> [Written exercise]: Put the stretch of entries from the line containing "right-join-key-checkbox[interactable]: [701, 313, 716, 328]" through the line containing "703, 129, 730]" into a Markdown table with the columns Row and Line. Give each line its own numbered row and leave out blank lines.

> [Information given]:
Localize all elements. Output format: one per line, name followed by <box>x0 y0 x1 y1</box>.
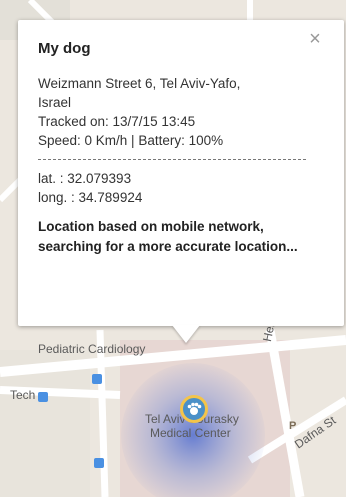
address-line-2: Israel <box>38 95 72 110</box>
longitude: long. : 34.789924 <box>38 190 143 205</box>
poi-label-tech[interactable]: Tech <box>10 388 35 402</box>
address-line-1: Weizmann Street 6, Tel Aviv-Yafo, <box>38 76 241 91</box>
tracked-on: Tracked on: 13/7/15 13:45 <box>38 114 196 129</box>
speed-battery: Speed: 0 Km/h | Battery: 100% <box>38 133 224 148</box>
map-view[interactable]: Pediatric Cardiology Tech Tel Aviv Soura… <box>0 0 346 497</box>
close-icon[interactable]: × <box>304 28 326 50</box>
location-status: Location based on mobile network, search… <box>38 219 298 254</box>
popup-title: My dog <box>38 40 91 57</box>
divider <box>38 159 306 160</box>
parking-sign: P <box>289 420 297 432</box>
paw-icon <box>187 402 202 415</box>
popup-body: Weizmann Street 6, Tel Aviv-Yafo, Israel… <box>38 74 328 257</box>
info-popup: My dog × Weizmann Street 6, Tel Aviv-Yaf… <box>18 20 344 326</box>
poi-label-hospital-2[interactable]: Medical Center <box>150 426 231 440</box>
paw-marker-icon[interactable] <box>180 395 208 423</box>
poi-label-pediatric[interactable]: Pediatric Cardiology <box>38 342 145 356</box>
latitude: lat. : 32.079393 <box>38 171 132 186</box>
popup-tail <box>172 325 200 343</box>
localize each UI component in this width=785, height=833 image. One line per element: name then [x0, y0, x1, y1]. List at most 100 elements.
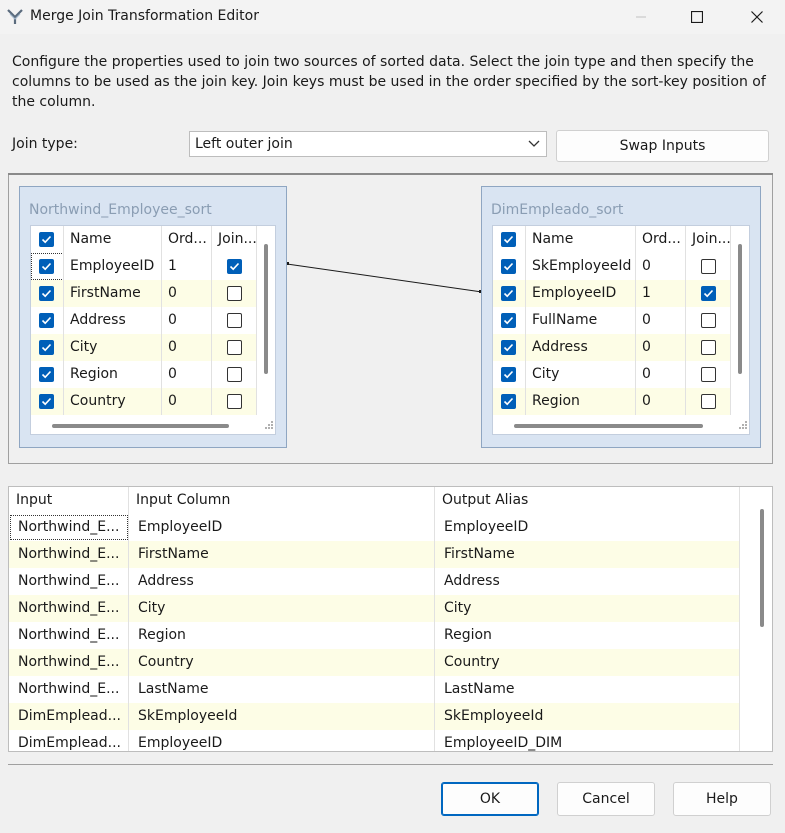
right-join-key-checkbox[interactable]: [701, 313, 716, 328]
left-join-key-checkbox[interactable]: [227, 394, 242, 409]
output-alias-cell[interactable]: EmployeeID_DIM: [435, 730, 740, 751]
output-row[interactable]: Northwind_E... Region Region: [9, 622, 740, 649]
left-join-key-checkbox[interactable]: [227, 286, 242, 301]
output-alias-cell[interactable]: EmployeeID: [435, 514, 740, 541]
output-input-column-cell[interactable]: Region: [129, 622, 435, 649]
output-input-cell[interactable]: Northwind_E...: [9, 676, 129, 703]
output-alias-cell[interactable]: FirstName: [435, 541, 740, 568]
ok-button[interactable]: OK: [441, 782, 539, 816]
left-column-select-checkbox[interactable]: [39, 313, 54, 328]
output-input-column-cell[interactable]: LastName: [129, 676, 435, 703]
right-input-box[interactable]: DimEmpleado_sort Name Ord... Join... SkE…: [481, 186, 761, 448]
output-alias-cell[interactable]: SkEmployeeId: [435, 703, 740, 730]
output-row[interactable]: Northwind_E... FirstName FirstName: [9, 541, 740, 568]
output-input-column-cell[interactable]: Country: [129, 649, 435, 676]
right-join-key-checkbox[interactable]: [701, 259, 716, 274]
right-column-row[interactable]: FullName 0: [493, 307, 731, 334]
left-column-order: 0: [162, 307, 212, 334]
left-column-row[interactable]: City 0: [31, 334, 257, 361]
output-row[interactable]: Northwind_E... City City: [9, 595, 740, 622]
output-input-cell[interactable]: DimEmplead...: [9, 703, 129, 730]
output-input-column-cell[interactable]: Address: [129, 568, 435, 595]
help-button[interactable]: Help: [673, 782, 771, 816]
right-grid-vscroll[interactable]: [738, 244, 742, 374]
right-join-key-checkbox[interactable]: [701, 340, 716, 355]
output-row[interactable]: Northwind_E... Address Address: [9, 568, 740, 595]
left-grid-hscroll[interactable]: [52, 424, 229, 428]
right-column-select-checkbox[interactable]: [501, 394, 516, 409]
output-alias-cell[interactable]: Address: [435, 568, 740, 595]
right-column-select-checkbox[interactable]: [501, 367, 516, 382]
right-join-key-checkbox[interactable]: [701, 367, 716, 382]
right-column-row[interactable]: Address 0: [493, 334, 731, 361]
right-header-name[interactable]: Name: [526, 226, 636, 253]
left-input-grid: Name Ord... Join... EmployeeID 1 FirstName…: [30, 225, 276, 435]
left-join-key-checkbox[interactable]: [227, 313, 242, 328]
output-row[interactable]: Northwind_E... Country Country: [9, 649, 740, 676]
output-input-cell[interactable]: Northwind_E...: [9, 649, 129, 676]
resize-grip-icon: [739, 421, 747, 429]
right-column-order: 0: [636, 334, 686, 361]
right-grid-hscroll[interactable]: [514, 424, 703, 428]
left-column-row[interactable]: Country 0: [31, 388, 257, 415]
left-join-key-checkbox[interactable]: [227, 340, 242, 355]
output-row[interactable]: Northwind_E... LastName LastName: [9, 676, 740, 703]
right-header-join[interactable]: Join...: [686, 226, 731, 253]
left-join-key-checkbox[interactable]: [227, 259, 242, 274]
left-column-order: 0: [162, 280, 212, 307]
output-alias-cell[interactable]: LastName: [435, 676, 740, 703]
right-join-key-checkbox[interactable]: [701, 394, 716, 409]
output-row[interactable]: DimEmplead... EmployeeID EmployeeID_DIM: [9, 730, 740, 751]
resize-grip-icon: [265, 421, 273, 429]
right-column-row[interactable]: SkEmployeeId 0: [493, 253, 731, 280]
left-header-join[interactable]: Join...: [212, 226, 257, 253]
right-header-order[interactable]: Ord...: [636, 226, 686, 253]
output-input-cell[interactable]: Northwind_E...: [9, 622, 129, 649]
left-column-select-checkbox[interactable]: [39, 340, 54, 355]
right-column-select-checkbox[interactable]: [501, 259, 516, 274]
output-alias-cell[interactable]: Region: [435, 622, 740, 649]
output-input-cell[interactable]: Northwind_E...: [9, 541, 129, 568]
right-column-row[interactable]: EmployeeID 1: [493, 280, 731, 307]
output-header-output-alias[interactable]: Output Alias: [435, 487, 740, 514]
output-row[interactable]: Northwind_E... EmployeeID EmployeeID: [9, 514, 740, 541]
output-input-column-cell[interactable]: City: [129, 595, 435, 622]
cancel-button[interactable]: Cancel: [557, 782, 655, 816]
right-select-all-checkbox[interactable]: [501, 232, 516, 247]
output-header-input[interactable]: Input: [9, 487, 129, 514]
output-input-cell[interactable]: DimEmplead...: [9, 730, 129, 751]
output-alias-cell[interactable]: Country: [435, 649, 740, 676]
output-input-column-cell[interactable]: SkEmployeeId: [129, 703, 435, 730]
right-column-select-checkbox[interactable]: [501, 286, 516, 301]
output-input-column-cell[interactable]: EmployeeID: [129, 730, 435, 751]
output-input-column-cell[interactable]: EmployeeID: [129, 514, 435, 541]
left-select-all-checkbox[interactable]: [39, 232, 54, 247]
output-input-cell[interactable]: Northwind_E...: [9, 568, 129, 595]
left-input-box[interactable]: Northwind_Employee_sort Name Ord... Join…: [19, 186, 287, 448]
left-column-row[interactable]: Address 0: [31, 307, 257, 334]
output-row[interactable]: DimEmplead... SkEmployeeId SkEmployeeId: [9, 703, 740, 730]
output-input-column-cell[interactable]: FirstName: [129, 541, 435, 568]
left-header-order[interactable]: Ord...: [162, 226, 212, 253]
right-column-select-checkbox[interactable]: [501, 313, 516, 328]
output-input-cell[interactable]: Northwind_E...: [9, 595, 129, 622]
left-join-key-checkbox[interactable]: [227, 367, 242, 382]
output-alias-cell[interactable]: City: [435, 595, 740, 622]
right-column-row[interactable]: City 0: [493, 361, 731, 388]
left-header-name[interactable]: Name: [64, 226, 162, 253]
output-header-input-column[interactable]: Input Column: [129, 487, 435, 514]
right-column-row[interactable]: Region 0: [493, 388, 731, 415]
left-column-row[interactable]: EmployeeID 1: [31, 253, 257, 280]
left-column-row[interactable]: Region 0: [31, 361, 257, 388]
left-column-select-checkbox[interactable]: [39, 286, 54, 301]
right-column-name: Address: [526, 334, 636, 361]
left-grid-vscroll[interactable]: [264, 244, 268, 374]
right-join-key-checkbox[interactable]: [701, 286, 716, 301]
output-grid-vscroll[interactable]: [760, 509, 764, 627]
right-column-select-checkbox[interactable]: [501, 340, 516, 355]
left-column-select-checkbox[interactable]: [39, 394, 54, 409]
left-column-order: 0: [162, 388, 212, 415]
left-column-row[interactable]: FirstName 0: [31, 280, 257, 307]
left-column-select-checkbox[interactable]: [39, 367, 54, 382]
left-column-name: Address: [64, 307, 162, 334]
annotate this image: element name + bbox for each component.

> [Task result]:
| Row | Line |
|---|---|
| 1 | right-join-key-checkbox[interactable]: [701, 313, 716, 328] |
| 2 | left-join-key-checkbox[interactable]: [227, 394, 242, 409] |
| 3 | output-alias-cell[interactable]: EmployeeID_DIM: [435, 730, 740, 751] |
| 4 | output-row[interactable]: Northwind_E... Region Region: [9, 622, 740, 649] |
| 5 | left-join-key-checkbox[interactable]: [227, 286, 242, 301] |
| 6 | output-alias-cell[interactable]: EmployeeID: [435, 514, 740, 541] |
| 7 | output-input-column-cell[interactable]: Region: [129, 622, 435, 649] |
| 8 | output-input-cell[interactable]: Northwind_E...: [9, 676, 129, 703] |
| 9 | output-alias-cell[interactable]: FirstName: [435, 541, 740, 568] |
| 10 | ok-button[interactable]: OK: [441, 782, 539, 816] |
| 11 | left-column-select-checkbox[interactable]: [39, 313, 54, 328] |
| 12 | output-input-column-cell[interactable]: LastName: [129, 676, 435, 703] |
| 13 | right-input-box[interactable]: DimEmpleado_sort Name Ord... Join... SkE…: [481, 186, 761, 448] |
| 14 | output-alias-cell[interactable]: SkEmployeeId: [435, 703, 740, 730] |
| 15 | output-row[interactable]: Northwind_E... FirstName FirstName: [9, 541, 740, 568] |
| 16 | output-input-column-cell[interactable]: Country: [129, 649, 435, 676] |
| 17 | right-join-key-checkbox[interactable]: [701, 259, 716, 274] |
| 18 | right-column-row[interactable]: FullName 0: [493, 307, 731, 334] |
| 19 | left-column-order: 0: [162, 307, 212, 334] |
| 20 | left-column-row[interactable]: City 0: [31, 334, 257, 361] |
| 21 | output-row[interactable]: Northwind_E... City City: [9, 595, 740, 622] |
| 22 | output-input-cell[interactable]: DimEmplead...: [9, 703, 129, 730] |